* _INFORMATION SHOWN_:
** Begin **
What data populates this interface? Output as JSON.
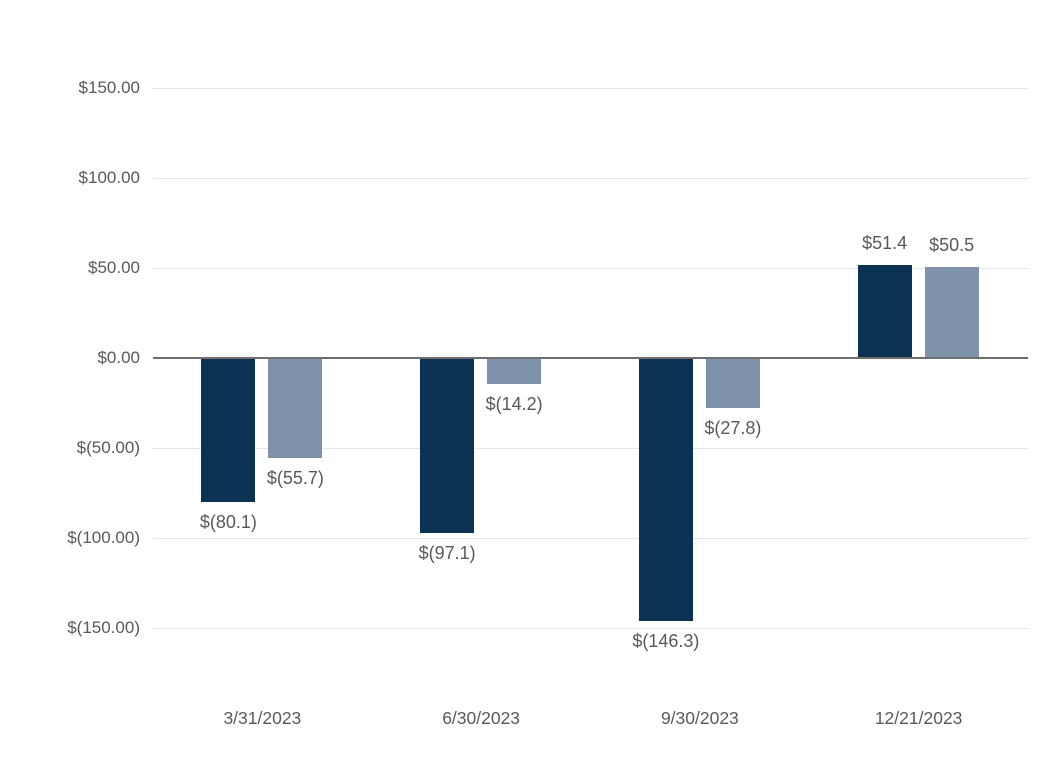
{
  "chart_data": {
    "type": "bar",
    "title": "",
    "xlabel": "",
    "ylabel": "",
    "categories": [
      "3/31/2023",
      "6/30/2023",
      "9/30/2023",
      "12/21/2023"
    ],
    "series": [
      {
        "name": "dark-navy-series",
        "color": "#0B3153",
        "values": [
          -80.1,
          -97.1,
          -146.3,
          51.4
        ],
        "labels": [
          "$(80.1)",
          "$(97.1)",
          "$(146.3)",
          "$51.4"
        ]
      },
      {
        "name": "blue-gray-series",
        "color": "#7E93AA",
        "values": [
          -55.7,
          -14.2,
          -27.8,
          50.5
        ],
        "labels": [
          "$(55.7)",
          "$(14.2)",
          "$(27.8)",
          "$50.5"
        ]
      }
    ],
    "y_axis": {
      "ylim": [
        -150,
        150
      ],
      "tick_step": 50,
      "ticks": [
        150,
        100,
        50,
        0,
        -50,
        -100,
        -150
      ],
      "tick_labels": [
        "$150.00",
        "$100.00",
        "$50.00",
        "$0.00",
        "$(50.00)",
        "$(100.00)",
        "$(150.00)"
      ]
    },
    "grid": true,
    "legend": "none"
  },
  "colors": {
    "background": "#ffffff",
    "gridline": "#e5e5e5",
    "zero_axis": "#6e6e6e",
    "label_text": "#595959"
  }
}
** End **
* _PROBLEM DETAILS_:
Every line above should be returned exactly; the pictures stay out.

* _EXERCISE RESULT_:
What data populates this interface? Output as JSON.
{
  "chart_data": {
    "type": "bar",
    "title": "",
    "xlabel": "",
    "ylabel": "",
    "categories": [
      "3/31/2023",
      "6/30/2023",
      "9/30/2023",
      "12/21/2023"
    ],
    "series": [
      {
        "name": "dark-navy-series",
        "color": "#0B3153",
        "values": [
          -80.1,
          -97.1,
          -146.3,
          51.4
        ],
        "labels": [
          "$(80.1)",
          "$(97.1)",
          "$(146.3)",
          "$51.4"
        ]
      },
      {
        "name": "blue-gray-series",
        "color": "#7E93AA",
        "values": [
          -55.7,
          -14.2,
          -27.8,
          50.5
        ],
        "labels": [
          "$(55.7)",
          "$(14.2)",
          "$(27.8)",
          "$50.5"
        ]
      }
    ],
    "y_axis": {
      "ylim": [
        -150,
        150
      ],
      "tick_step": 50,
      "ticks": [
        150,
        100,
        50,
        0,
        -50,
        -100,
        -150
      ],
      "tick_labels": [
        "$150.00",
        "$100.00",
        "$50.00",
        "$0.00",
        "$(50.00)",
        "$(100.00)",
        "$(150.00)"
      ]
    },
    "grid": true,
    "legend": "none"
  },
  "colors": {
    "background": "#ffffff",
    "gridline": "#e5e5e5",
    "zero_axis": "#6e6e6e",
    "label_text": "#595959"
  }
}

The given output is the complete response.